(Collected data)
>> start

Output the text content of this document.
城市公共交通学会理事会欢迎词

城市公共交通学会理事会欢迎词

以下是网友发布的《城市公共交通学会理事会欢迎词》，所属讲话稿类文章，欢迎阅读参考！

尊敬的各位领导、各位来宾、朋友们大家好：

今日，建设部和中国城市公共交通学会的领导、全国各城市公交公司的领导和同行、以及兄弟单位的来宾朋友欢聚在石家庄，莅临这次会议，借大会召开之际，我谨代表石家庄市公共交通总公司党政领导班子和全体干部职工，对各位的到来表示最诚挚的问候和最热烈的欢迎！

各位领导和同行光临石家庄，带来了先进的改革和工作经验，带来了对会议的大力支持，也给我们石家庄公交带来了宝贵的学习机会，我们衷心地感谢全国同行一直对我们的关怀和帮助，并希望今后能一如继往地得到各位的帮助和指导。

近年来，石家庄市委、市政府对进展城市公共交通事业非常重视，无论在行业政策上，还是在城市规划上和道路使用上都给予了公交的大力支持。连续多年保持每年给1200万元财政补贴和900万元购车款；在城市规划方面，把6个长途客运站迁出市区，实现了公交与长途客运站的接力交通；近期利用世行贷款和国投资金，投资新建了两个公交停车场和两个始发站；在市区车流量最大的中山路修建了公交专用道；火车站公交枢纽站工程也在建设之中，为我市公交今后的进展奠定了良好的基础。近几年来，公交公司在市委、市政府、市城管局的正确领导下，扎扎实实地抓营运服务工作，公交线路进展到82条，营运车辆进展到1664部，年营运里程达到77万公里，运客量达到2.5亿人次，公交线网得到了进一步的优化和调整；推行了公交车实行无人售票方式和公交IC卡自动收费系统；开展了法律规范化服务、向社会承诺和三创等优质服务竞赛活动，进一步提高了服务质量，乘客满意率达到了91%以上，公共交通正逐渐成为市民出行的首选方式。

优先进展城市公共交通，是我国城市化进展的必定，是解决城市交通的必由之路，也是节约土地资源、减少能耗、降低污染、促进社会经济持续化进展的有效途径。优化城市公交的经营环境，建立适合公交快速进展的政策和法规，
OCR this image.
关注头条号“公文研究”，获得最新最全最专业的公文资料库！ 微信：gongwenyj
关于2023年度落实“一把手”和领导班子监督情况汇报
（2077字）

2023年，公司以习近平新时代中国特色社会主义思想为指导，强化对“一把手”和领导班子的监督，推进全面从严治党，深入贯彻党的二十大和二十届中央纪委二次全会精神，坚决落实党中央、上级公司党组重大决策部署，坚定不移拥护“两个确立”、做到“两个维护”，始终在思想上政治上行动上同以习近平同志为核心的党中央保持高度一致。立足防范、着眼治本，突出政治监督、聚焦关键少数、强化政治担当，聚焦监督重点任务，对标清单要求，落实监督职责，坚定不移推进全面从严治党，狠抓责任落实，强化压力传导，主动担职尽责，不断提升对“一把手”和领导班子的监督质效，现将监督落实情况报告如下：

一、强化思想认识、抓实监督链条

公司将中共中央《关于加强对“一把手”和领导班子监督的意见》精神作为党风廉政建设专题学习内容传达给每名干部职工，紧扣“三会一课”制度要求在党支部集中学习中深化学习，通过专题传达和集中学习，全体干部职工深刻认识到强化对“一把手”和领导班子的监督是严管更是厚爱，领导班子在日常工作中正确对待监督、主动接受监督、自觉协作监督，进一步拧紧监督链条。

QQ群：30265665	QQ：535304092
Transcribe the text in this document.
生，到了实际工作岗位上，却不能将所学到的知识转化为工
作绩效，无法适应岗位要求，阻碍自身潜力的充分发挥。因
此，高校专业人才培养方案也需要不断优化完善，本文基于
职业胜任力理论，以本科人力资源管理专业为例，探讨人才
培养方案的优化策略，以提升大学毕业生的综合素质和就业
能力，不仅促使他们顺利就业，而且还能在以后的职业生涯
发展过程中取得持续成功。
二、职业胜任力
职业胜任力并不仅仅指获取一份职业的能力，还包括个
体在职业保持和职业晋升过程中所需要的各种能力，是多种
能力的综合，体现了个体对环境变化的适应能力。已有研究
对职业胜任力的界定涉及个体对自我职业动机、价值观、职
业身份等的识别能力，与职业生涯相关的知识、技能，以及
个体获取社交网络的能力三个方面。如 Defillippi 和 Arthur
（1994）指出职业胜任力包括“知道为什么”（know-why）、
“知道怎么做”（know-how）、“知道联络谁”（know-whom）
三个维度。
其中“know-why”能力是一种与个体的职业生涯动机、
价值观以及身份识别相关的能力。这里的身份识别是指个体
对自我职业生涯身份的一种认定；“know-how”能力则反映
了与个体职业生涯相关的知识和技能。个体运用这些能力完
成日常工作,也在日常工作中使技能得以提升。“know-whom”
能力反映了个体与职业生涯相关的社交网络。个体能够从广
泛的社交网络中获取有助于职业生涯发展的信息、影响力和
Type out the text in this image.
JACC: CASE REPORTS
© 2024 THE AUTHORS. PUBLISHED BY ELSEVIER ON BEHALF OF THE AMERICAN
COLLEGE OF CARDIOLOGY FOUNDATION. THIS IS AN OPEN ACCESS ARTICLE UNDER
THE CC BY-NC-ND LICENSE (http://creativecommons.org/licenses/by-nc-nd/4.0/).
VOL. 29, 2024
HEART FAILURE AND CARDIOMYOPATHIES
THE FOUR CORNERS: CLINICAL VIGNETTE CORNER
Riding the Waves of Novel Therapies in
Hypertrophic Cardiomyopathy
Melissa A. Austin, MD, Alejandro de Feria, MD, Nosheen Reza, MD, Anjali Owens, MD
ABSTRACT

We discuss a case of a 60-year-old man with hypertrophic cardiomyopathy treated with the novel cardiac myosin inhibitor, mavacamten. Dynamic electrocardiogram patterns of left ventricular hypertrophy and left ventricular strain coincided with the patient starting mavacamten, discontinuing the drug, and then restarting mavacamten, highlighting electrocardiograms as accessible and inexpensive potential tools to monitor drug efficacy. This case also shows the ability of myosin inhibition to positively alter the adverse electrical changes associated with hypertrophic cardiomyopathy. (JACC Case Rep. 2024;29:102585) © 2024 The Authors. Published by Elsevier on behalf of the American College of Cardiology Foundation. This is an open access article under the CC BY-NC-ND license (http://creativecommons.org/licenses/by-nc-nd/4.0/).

>> end

Collect the lines of the records that include the string "licenses".

**RESULT OF THIS TASK**
THE CC BY-NC-ND LICENSE (http://creativecommons.org/licenses/by-nc-nd/4.0/).
We discuss a case of a 60-year-old man with hypertrophic cardiomyopathy treated with the novel cardiac myosin inhibitor, mavacamten. Dynamic electrocardiogram patterns of left ventricular hypertrophy and left ventricular strain coincided with the patient starting mavacamten, discontinuing the drug, and then restarting mavacamten, highlighting electrocardiograms as accessible and inexpensive potential tools to monitor drug efficacy. This case also shows the ability of myosin inhibition to positively alter the adverse electrical changes associated with hypertrophic cardiomyopathy. (JACC Case Rep. 2024;29:102585) © 2024 The Authors. Published by Elsevier on behalf of the American College of Cardiology Foundation. This is an open access article under the CC BY-NC-ND license (http://creativecommons.org/licenses/by-nc-nd/4.0/).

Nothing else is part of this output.